-------- Provided entries

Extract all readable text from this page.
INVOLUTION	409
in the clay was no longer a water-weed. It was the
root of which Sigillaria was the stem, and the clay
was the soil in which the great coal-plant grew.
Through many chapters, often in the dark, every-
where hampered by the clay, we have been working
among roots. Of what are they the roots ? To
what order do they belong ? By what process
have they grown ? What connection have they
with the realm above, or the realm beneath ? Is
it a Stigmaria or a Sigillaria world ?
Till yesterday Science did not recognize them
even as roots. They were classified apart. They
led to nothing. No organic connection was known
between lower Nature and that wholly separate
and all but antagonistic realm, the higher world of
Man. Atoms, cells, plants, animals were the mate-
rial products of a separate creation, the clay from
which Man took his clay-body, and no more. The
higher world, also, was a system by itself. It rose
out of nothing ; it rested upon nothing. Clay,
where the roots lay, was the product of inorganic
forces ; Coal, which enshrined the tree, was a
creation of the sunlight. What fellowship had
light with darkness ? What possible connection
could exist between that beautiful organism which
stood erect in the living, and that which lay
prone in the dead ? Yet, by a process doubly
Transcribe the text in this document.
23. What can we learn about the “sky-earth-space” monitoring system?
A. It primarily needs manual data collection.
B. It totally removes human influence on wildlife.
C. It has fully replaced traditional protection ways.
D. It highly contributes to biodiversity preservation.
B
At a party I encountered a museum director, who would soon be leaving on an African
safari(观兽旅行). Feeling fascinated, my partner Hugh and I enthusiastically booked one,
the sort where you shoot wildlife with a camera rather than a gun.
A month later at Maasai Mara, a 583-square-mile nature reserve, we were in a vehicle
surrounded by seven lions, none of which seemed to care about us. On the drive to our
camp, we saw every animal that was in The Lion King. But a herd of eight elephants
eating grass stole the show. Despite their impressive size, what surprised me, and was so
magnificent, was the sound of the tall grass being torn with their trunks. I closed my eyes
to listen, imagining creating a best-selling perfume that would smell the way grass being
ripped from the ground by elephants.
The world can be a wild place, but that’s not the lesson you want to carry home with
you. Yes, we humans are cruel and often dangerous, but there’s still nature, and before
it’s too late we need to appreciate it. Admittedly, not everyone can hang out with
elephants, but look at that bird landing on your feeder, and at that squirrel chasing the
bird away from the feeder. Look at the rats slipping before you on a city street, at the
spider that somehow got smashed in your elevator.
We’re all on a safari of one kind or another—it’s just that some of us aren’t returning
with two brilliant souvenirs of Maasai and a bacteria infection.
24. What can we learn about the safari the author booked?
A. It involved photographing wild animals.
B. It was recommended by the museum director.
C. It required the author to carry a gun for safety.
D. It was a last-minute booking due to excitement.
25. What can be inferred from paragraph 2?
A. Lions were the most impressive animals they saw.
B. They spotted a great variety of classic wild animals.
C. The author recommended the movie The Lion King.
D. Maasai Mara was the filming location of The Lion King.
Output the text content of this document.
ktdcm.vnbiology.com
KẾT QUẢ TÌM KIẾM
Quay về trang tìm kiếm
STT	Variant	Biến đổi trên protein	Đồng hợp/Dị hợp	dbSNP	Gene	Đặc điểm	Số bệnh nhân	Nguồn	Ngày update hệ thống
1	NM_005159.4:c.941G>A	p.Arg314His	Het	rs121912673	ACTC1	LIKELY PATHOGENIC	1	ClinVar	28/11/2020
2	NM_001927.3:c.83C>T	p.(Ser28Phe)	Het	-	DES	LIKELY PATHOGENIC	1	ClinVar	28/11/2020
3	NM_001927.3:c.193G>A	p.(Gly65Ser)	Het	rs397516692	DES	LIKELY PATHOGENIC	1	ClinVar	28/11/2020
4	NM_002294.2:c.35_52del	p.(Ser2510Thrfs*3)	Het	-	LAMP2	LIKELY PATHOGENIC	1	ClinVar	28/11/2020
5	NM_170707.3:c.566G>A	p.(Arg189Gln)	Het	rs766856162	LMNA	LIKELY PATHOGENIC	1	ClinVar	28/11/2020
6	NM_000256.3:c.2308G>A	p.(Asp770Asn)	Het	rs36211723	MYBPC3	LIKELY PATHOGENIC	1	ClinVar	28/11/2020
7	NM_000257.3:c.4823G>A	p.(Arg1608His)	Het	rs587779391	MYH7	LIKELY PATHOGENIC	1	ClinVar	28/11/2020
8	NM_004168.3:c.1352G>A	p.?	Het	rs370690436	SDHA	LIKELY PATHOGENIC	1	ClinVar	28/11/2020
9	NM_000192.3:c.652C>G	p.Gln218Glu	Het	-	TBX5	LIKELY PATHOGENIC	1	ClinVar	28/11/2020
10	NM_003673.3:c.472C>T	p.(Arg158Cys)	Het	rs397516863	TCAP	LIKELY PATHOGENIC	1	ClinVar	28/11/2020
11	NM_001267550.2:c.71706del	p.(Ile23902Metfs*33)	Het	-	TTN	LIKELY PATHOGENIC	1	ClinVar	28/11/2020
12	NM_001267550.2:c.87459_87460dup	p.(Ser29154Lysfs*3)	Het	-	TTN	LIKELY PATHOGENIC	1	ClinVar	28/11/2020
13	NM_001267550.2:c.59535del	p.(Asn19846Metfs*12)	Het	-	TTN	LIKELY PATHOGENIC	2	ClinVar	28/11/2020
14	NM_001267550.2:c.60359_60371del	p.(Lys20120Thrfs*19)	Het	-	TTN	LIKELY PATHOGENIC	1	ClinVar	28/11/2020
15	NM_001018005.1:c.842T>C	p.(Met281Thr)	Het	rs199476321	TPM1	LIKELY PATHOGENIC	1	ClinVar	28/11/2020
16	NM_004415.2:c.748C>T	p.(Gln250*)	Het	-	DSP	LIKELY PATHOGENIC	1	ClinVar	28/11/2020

----------------

Reproduce the entries exactly, dropping nothing.

Extract all readable text from this page.
INVOLUTION	409
in the clay was no longer a water-weed. It was the
root of which Sigillaria was the stem, and the clay
was the soil in which the great coal-plant grew.
Through many chapters, often in the dark, every-
where hampered by the clay, we have been working
among roots. Of what are they the roots ? To
what order do they belong ? By what process
have they grown ? What connection have they
with the realm above, or the realm beneath ? Is
it a Stigmaria or a Sigillaria world ?
Till yesterday Science did not recognize them
even as roots. They were classified apart. They
led to nothing. No organic connection was known
between lower Nature and that wholly separate
and all but antagonistic realm, the higher world of
Man. Atoms, cells, plants, animals were the mate-
rial products of a separate creation, the clay from
which Man took his clay-body, and no more. The
higher world, also, was a system by itself. It rose
out of nothing ; it rested upon nothing. Clay,
where the roots lay, was the product of inorganic
forces ; Coal, which enshrined the tree, was a
creation of the sunlight. What fellowship had
light with darkness ? What possible connection
could exist between that beautiful organism which
stood erect in the living, and that which lay
prone in the dead ? Yet, by a process doubly
Transcribe the text in this document.
23. What can we learn about the “sky-earth-space” monitoring system?
A. It primarily needs manual data collection.
B. It totally removes human influence on wildlife.
C. It has fully replaced traditional protection ways.
D. It highly contributes to biodiversity preservation.
B
At a party I encountered a museum director, who would soon be leaving on an African
safari(观兽旅行). Feeling fascinated, my partner Hugh and I enthusiastically booked one,
the sort where you shoot wildlife with a camera rather than a gun.
A month later at Maasai Mara, a 583-square-mile nature reserve, we were in a vehicle
surrounded by seven lions, none of which seemed to care about us. On the drive to our
camp, we saw every animal that was in The Lion King. But a herd of eight elephants
eating grass stole the show. Despite their impressive size, what surprised me, and was so
magnificent, was the sound of the tall grass being torn with their trunks. I closed my eyes
to listen, imagining creating a best-selling perfume that would smell the way grass being
ripped from the ground by elephants.
The world can be a wild place, but that’s not the lesson you want to carry home with
you. Yes, we humans are cruel and often dangerous, but there’s still nature, and before
it’s too late we need to appreciate it. Admittedly, not everyone can hang out with
elephants, but look at that bird landing on your feeder, and at that squirrel chasing the
bird away from the feeder. Look at the rats slipping before you on a city street, at the
spider that somehow got smashed in your elevator.
We’re all on a safari of one kind or another—it’s just that some of us aren’t returning
with two brilliant souvenirs of Maasai and a bacteria infection.
24. What can we learn about the safari the author booked?
A. It involved photographing wild animals.
B. It was recommended by the museum director.
C. It required the author to carry a gun for safety.
D. It was a last-minute booking due to excitement.
25. What can be inferred from paragraph 2?
A. Lions were the most impressive animals they saw.
B. They spotted a great variety of classic wild animals.
C. The author recommended the movie The Lion King.
D. Maasai Mara was the filming location of The Lion King.
Output the text content of this document.
ktdcm.vnbiology.com
KẾT QUẢ TÌM KIẾM
Quay về trang tìm kiếm
STT	Variant	Biến đổi trên protein	Đồng hợp/Dị hợp	dbSNP	Gene	Đặc điểm	Số bệnh nhân	Nguồn	Ngày update hệ thống
1	NM_005159.4:c.941G>A	p.Arg314His	Het	rs121912673	ACTC1	LIKELY PATHOGENIC	1	ClinVar	28/11/2020
2	NM_001927.3:c.83C>T	p.(Ser28Phe)	Het	-	DES	LIKELY PATHOGENIC	1	ClinVar	28/11/2020
3	NM_001927.3:c.193G>A	p.(Gly65Ser)	Het	rs397516692	DES	LIKELY PATHOGENIC	1	ClinVar	28/11/2020
4	NM_002294.2:c.35_52del	p.(Ser2510Thrfs*3)	Het	-	LAMP2	LIKELY PATHOGENIC	1	ClinVar	28/11/2020
5	NM_170707.3:c.566G>A	p.(Arg189Gln)	Het	rs766856162	LMNA	LIKELY PATHOGENIC	1	ClinVar	28/11/2020
6	NM_000256.3:c.2308G>A	p.(Asp770Asn)	Het	rs36211723	MYBPC3	LIKELY PATHOGENIC	1	ClinVar	28/11/2020
7	NM_000257.3:c.4823G>A	p.(Arg1608His)	Het	rs587779391	MYH7	LIKELY PATHOGENIC	1	ClinVar	28/11/2020
8	NM_004168.3:c.1352G>A	p.?	Het	rs370690436	SDHA	LIKELY PATHOGENIC	1	ClinVar	28/11/2020
9	NM_000192.3:c.652C>G	p.Gln218Glu	Het	-	TBX5	LIKELY PATHOGENIC	1	ClinVar	28/11/2020
10	NM_003673.3:c.472C>T	p.(Arg158Cys)	Het	rs397516863	TCAP	LIKELY PATHOGENIC	1	ClinVar	28/11/2020
11	NM_001267550.2:c.71706del	p.(Ile23902Metfs*33)	Het	-	TTN	LIKELY PATHOGENIC	1	ClinVar	28/11/2020
12	NM_001267550.2:c.87459_87460dup	p.(Ser29154Lysfs*3)	Het	-	TTN	LIKELY PATHOGENIC	1	ClinVar	28/11/2020
13	NM_001267550.2:c.59535del	p.(Asn19846Metfs*12)	Het	-	TTN	LIKELY PATHOGENIC	2	ClinVar	28/11/2020
14	NM_001267550.2:c.60359_60371del	p.(Lys20120Thrfs*19)	Het	-	TTN	LIKELY PATHOGENIC	1	ClinVar	28/11/2020
15	NM_001018005.1:c.842T>C	p.(Met281Thr)	Het	rs199476321	TPM1	LIKELY PATHOGENIC	1	ClinVar	28/11/2020
16	NM_004415.2:c.748C>T	p.(Gln250*)	Het	-	DSP	LIKELY PATHOGENIC	1	ClinVar	28/11/2020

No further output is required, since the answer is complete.